>> begin Given data
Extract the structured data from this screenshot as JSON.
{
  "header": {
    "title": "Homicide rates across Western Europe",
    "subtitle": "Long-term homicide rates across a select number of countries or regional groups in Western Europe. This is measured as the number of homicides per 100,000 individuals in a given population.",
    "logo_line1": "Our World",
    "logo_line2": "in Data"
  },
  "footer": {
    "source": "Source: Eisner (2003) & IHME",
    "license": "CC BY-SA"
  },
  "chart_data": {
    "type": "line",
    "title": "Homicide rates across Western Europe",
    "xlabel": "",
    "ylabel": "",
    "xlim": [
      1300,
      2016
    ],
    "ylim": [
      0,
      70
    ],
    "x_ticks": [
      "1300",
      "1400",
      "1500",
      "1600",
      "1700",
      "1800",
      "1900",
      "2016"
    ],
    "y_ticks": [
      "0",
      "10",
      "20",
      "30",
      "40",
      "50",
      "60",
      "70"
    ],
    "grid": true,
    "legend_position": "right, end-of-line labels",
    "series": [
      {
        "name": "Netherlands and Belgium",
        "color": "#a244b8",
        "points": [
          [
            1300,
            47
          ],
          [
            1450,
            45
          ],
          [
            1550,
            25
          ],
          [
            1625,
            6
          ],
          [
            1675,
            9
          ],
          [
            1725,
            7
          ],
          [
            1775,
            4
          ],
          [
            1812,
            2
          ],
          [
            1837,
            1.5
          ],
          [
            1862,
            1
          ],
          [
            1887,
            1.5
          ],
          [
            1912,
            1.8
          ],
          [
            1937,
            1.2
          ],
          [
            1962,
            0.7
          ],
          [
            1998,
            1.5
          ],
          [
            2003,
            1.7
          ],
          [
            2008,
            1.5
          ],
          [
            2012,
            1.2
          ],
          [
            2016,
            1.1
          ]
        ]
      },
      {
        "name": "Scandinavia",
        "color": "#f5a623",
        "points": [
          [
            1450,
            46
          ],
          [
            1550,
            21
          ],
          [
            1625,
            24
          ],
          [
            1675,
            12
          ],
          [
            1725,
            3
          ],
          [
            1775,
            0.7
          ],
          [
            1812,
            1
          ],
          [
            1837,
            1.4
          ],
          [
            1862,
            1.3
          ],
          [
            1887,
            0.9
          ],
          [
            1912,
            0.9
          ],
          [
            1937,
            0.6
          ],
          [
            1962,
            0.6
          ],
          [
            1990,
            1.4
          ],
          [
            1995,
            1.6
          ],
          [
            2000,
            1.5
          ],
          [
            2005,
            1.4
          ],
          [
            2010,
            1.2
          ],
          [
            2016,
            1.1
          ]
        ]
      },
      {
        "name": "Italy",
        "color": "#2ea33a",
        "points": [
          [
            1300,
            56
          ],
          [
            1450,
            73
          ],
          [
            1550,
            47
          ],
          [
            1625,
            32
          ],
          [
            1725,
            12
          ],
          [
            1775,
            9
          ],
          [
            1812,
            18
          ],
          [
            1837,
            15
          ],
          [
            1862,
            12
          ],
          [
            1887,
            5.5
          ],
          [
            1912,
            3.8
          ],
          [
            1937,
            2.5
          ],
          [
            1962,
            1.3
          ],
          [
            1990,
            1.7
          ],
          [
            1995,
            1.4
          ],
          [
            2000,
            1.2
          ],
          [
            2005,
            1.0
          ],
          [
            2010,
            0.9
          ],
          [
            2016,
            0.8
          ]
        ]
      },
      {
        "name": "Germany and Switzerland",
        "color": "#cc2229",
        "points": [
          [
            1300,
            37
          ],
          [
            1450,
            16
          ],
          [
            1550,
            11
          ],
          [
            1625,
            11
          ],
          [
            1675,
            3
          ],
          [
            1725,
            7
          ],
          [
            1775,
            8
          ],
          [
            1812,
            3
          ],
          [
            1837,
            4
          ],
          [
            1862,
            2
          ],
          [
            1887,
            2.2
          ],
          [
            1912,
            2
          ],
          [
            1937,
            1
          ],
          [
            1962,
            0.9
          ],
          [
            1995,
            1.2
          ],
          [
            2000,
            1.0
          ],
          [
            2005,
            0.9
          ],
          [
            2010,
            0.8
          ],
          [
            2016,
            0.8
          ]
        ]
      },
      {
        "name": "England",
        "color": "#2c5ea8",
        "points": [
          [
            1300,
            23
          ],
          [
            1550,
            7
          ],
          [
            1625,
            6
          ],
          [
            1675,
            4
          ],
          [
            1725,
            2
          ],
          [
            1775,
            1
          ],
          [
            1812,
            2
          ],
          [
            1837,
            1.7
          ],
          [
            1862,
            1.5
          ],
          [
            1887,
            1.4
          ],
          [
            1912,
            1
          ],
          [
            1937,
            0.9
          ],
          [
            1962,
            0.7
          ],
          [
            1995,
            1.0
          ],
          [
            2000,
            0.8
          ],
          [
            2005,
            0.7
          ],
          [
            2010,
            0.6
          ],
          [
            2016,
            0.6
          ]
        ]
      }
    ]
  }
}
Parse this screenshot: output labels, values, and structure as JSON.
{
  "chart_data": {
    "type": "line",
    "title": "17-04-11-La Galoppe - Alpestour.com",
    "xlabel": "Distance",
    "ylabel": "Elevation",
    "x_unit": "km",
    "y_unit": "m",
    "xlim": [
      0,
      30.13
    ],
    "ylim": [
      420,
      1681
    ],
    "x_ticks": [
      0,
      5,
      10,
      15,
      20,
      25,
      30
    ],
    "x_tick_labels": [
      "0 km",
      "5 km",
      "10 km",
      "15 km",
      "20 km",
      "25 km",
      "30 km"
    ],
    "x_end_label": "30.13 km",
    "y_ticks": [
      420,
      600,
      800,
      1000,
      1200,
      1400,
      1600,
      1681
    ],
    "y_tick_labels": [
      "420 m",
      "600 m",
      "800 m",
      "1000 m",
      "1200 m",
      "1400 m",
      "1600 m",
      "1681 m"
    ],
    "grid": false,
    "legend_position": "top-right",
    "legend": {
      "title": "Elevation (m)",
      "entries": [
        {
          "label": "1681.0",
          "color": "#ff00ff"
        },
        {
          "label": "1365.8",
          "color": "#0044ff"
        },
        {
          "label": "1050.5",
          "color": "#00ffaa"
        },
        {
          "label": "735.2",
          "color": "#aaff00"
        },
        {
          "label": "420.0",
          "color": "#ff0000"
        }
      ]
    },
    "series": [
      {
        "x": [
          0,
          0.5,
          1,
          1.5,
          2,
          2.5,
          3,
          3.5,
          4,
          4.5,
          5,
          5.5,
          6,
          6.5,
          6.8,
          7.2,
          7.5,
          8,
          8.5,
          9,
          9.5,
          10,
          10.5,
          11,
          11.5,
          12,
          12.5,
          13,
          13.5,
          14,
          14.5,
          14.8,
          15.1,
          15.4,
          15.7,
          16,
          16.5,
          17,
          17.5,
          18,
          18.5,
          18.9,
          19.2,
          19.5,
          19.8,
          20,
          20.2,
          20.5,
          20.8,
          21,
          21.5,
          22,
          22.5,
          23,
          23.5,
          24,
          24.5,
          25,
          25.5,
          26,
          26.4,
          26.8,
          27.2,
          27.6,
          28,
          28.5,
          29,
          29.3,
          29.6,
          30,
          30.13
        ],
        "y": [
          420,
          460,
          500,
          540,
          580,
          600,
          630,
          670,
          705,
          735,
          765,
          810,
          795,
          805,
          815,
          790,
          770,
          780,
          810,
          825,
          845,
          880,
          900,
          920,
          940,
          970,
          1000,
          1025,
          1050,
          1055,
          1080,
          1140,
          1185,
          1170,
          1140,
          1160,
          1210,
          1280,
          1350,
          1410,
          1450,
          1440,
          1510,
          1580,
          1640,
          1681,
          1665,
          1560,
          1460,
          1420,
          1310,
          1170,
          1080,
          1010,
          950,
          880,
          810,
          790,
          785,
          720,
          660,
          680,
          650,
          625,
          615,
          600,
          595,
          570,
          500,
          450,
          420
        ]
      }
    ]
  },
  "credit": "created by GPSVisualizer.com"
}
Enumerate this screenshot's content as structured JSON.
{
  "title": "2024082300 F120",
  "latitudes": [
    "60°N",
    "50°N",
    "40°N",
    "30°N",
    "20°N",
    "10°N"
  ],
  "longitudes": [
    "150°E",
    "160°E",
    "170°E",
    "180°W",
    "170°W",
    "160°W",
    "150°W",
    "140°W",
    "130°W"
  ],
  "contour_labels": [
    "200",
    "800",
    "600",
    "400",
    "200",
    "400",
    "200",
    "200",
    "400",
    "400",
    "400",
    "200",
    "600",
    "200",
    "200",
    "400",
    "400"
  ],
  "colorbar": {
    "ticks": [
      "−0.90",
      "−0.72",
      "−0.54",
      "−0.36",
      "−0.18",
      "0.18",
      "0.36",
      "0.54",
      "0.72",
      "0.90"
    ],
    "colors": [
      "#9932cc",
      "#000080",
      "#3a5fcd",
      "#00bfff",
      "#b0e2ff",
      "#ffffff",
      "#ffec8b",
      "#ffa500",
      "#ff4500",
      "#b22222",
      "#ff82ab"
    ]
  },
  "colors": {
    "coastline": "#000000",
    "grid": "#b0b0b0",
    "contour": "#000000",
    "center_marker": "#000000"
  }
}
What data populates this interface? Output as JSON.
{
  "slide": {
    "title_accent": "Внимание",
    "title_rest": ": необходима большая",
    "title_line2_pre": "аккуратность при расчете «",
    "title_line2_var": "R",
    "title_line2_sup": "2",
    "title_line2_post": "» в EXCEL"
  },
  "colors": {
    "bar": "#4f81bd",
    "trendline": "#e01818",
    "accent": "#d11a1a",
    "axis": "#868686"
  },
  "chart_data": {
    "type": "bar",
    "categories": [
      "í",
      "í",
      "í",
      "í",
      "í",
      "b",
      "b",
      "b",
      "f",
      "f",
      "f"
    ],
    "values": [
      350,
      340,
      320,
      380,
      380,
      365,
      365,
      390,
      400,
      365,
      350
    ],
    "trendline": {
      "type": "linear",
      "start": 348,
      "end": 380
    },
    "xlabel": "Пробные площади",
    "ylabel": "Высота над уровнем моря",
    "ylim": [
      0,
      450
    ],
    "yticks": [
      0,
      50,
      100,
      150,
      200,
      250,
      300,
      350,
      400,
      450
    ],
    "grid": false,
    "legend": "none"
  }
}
>> end Given data
Return exactly the lines from the one containing "What data populates" to the last line of the data, and nothing more.

- **Task solution**
What data populates this interface? Output as JSON.
{
  "slide": {
    "title_accent": "Внимание",
    "title_rest": ": необходима большая",
    "title_line2_pre": "аккуратность при расчете «",
    "title_line2_var": "R",
    "title_line2_sup": "2",
    "title_line2_post": "» в EXCEL"
  },
  "colors": {
    "bar": "#4f81bd",
    "trendline": "#e01818",
    "accent": "#d11a1a",
    "axis": "#868686"
  },
  "chart_data": {
    "type": "bar",
    "categories": [
      "í",
      "í",
      "í",
      "í",
      "í",
      "b",
      "b",
      "b",
      "f",
      "f",
      "f"
    ],
    "values": [
      350,
      340,
      320,
      380,
      380,
      365,
      365,
      390,
      400,
      365,
      350
    ],
    "trendline": {
      "type": "linear",
      "start": 348,
      "end": 380
    },
    "xlabel": "Пробные площади",
    "ylabel": "Высота над уровнем моря",
    "ylim": [
      0,
      450
    ],
    "yticks": [
      0,
      50,
      100,
      150,
      200,
      250,
      300,
      350,
      400,
      450
    ],
    "grid": false,
    "legend": "none"
  }
}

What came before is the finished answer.